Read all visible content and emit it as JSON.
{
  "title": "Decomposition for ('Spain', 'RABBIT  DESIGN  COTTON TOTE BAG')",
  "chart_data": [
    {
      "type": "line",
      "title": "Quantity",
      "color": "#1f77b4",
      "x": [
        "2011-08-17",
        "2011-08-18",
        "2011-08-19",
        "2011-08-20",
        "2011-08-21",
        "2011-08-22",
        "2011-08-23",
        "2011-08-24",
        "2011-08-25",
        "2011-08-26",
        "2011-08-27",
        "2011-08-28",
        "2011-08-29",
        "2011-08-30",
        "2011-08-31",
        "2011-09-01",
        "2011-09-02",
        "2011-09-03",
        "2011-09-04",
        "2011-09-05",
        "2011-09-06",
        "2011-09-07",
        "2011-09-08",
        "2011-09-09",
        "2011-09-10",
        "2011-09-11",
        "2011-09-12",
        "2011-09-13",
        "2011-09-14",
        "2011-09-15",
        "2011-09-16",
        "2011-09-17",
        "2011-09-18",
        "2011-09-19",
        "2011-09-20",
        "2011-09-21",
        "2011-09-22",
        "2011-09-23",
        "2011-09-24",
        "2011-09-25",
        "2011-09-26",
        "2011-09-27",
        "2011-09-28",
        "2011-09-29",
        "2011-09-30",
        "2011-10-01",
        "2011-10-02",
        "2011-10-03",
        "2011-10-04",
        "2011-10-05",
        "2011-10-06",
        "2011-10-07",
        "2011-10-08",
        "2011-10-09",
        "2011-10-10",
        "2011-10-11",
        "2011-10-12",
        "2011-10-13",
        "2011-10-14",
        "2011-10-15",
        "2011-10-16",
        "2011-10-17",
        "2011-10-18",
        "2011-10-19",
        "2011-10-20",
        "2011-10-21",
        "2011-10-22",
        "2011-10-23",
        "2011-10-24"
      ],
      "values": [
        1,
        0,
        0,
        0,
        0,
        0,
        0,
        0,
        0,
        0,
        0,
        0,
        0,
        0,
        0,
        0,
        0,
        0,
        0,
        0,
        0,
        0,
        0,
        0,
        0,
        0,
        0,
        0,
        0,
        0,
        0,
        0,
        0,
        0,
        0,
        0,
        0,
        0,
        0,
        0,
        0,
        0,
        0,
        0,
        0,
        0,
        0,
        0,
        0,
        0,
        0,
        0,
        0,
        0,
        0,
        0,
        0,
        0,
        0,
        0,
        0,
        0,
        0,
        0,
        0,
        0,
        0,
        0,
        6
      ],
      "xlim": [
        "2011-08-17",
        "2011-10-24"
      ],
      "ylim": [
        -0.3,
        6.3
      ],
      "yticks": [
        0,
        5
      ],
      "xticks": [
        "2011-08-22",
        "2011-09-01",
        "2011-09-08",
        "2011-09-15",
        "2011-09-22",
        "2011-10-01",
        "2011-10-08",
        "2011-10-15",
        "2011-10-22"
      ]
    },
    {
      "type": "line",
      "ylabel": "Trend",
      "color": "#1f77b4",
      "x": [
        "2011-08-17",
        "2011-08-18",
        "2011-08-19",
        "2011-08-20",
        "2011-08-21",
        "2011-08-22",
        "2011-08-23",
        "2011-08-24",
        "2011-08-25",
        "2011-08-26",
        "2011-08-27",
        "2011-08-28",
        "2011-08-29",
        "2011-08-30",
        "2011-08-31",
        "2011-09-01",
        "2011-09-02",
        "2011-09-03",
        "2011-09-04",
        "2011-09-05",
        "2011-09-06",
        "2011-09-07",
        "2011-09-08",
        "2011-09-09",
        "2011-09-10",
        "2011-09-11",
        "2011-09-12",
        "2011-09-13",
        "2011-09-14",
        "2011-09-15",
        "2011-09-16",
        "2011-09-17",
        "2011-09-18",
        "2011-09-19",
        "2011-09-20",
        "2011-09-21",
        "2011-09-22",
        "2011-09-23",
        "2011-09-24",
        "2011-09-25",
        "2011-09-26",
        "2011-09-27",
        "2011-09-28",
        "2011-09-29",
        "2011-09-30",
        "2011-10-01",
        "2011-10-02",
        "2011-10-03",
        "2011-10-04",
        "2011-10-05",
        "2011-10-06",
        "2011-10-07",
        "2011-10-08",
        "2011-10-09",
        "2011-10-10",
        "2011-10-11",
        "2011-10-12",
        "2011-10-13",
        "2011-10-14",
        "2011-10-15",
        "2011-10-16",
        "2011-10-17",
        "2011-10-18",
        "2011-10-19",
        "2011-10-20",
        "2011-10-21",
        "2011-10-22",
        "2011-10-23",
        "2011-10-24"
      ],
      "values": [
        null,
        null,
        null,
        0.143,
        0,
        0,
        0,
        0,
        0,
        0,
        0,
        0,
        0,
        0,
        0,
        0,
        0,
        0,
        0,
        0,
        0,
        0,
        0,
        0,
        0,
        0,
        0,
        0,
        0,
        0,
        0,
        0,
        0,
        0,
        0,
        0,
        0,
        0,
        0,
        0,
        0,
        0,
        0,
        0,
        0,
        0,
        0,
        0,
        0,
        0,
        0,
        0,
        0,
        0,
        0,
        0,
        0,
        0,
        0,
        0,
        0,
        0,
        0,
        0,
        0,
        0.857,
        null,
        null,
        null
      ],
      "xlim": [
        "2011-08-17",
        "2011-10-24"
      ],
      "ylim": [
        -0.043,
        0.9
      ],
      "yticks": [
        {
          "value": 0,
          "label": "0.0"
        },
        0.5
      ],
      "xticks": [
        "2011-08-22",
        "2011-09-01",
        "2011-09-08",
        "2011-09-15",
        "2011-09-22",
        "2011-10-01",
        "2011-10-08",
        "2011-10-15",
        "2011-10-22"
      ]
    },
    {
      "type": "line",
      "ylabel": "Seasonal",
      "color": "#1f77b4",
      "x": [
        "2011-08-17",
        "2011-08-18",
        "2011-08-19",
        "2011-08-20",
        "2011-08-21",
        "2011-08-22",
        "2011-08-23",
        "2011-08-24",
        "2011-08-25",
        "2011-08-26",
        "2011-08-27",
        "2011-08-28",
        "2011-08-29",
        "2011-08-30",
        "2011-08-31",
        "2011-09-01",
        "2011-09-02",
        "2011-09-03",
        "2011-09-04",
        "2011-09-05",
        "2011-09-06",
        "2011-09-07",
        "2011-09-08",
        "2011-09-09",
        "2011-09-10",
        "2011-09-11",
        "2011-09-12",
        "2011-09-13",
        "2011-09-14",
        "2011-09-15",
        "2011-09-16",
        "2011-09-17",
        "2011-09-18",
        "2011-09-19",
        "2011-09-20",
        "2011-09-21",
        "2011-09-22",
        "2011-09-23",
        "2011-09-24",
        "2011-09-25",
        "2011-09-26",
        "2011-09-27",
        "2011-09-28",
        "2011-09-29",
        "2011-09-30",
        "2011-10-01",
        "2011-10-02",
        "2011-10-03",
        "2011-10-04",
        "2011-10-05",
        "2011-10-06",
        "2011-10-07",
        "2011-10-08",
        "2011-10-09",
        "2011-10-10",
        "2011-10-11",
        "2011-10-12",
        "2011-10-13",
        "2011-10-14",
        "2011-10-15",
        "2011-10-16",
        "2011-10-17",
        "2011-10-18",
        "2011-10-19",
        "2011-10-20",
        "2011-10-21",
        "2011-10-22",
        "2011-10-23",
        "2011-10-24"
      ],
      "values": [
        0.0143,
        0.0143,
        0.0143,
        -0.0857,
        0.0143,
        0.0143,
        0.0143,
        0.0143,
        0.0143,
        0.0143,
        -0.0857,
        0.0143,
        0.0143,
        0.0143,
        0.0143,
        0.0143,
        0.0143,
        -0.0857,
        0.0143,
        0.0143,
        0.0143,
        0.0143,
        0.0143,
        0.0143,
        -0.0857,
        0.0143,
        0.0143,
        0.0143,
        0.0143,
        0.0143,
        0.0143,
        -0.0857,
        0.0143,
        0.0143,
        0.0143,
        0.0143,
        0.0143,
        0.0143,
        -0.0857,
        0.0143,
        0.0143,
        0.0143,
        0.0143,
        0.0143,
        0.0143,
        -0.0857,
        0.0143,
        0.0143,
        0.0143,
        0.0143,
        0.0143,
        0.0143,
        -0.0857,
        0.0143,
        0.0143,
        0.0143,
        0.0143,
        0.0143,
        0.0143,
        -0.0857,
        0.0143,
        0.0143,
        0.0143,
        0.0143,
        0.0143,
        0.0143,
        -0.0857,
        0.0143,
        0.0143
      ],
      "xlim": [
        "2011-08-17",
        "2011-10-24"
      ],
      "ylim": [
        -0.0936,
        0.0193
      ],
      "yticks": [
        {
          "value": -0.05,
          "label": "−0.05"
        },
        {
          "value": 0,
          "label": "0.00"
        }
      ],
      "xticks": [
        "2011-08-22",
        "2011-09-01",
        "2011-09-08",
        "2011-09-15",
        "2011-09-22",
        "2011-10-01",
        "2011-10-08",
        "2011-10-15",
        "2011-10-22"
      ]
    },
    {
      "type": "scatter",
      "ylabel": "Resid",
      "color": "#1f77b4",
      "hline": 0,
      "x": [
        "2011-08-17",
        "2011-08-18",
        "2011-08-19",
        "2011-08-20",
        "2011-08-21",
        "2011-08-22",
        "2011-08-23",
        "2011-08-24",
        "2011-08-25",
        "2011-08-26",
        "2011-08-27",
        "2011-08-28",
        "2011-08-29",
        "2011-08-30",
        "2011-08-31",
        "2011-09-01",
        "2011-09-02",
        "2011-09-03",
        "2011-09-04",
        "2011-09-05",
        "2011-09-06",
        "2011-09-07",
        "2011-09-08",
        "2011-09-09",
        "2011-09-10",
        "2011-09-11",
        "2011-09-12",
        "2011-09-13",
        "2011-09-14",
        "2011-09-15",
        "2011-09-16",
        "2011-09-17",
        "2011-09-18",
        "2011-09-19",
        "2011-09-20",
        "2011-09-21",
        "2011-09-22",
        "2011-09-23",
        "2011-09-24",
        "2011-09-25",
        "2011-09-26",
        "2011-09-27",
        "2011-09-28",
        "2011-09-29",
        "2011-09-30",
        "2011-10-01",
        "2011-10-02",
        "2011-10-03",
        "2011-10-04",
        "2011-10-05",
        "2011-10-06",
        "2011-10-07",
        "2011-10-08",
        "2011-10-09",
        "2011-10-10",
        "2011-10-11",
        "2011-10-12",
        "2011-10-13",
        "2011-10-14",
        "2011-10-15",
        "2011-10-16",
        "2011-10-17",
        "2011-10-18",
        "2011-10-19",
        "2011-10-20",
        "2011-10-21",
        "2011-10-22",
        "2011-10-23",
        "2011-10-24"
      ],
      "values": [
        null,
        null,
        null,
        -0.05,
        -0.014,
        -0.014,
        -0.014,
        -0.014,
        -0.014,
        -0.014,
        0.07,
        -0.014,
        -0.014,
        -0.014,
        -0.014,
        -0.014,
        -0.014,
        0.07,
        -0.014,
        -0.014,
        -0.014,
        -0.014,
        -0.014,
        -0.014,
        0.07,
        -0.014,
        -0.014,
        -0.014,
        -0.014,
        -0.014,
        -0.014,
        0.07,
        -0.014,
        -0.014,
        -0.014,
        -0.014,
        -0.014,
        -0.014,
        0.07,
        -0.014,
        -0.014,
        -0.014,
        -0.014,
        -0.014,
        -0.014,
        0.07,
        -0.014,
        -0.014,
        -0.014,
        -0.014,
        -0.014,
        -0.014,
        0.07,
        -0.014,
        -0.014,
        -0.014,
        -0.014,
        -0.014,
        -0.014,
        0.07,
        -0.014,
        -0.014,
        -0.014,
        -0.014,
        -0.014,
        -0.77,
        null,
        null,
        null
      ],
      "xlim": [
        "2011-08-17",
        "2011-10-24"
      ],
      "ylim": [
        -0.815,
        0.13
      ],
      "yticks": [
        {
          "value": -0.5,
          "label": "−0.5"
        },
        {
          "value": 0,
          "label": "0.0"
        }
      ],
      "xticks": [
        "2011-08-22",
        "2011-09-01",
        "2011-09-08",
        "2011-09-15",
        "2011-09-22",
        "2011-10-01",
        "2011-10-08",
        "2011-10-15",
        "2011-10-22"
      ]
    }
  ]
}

- _What you will do_: Tally the lines in the records above that contain the word "ylabel", and give only that number.

- _Expected answer_: 3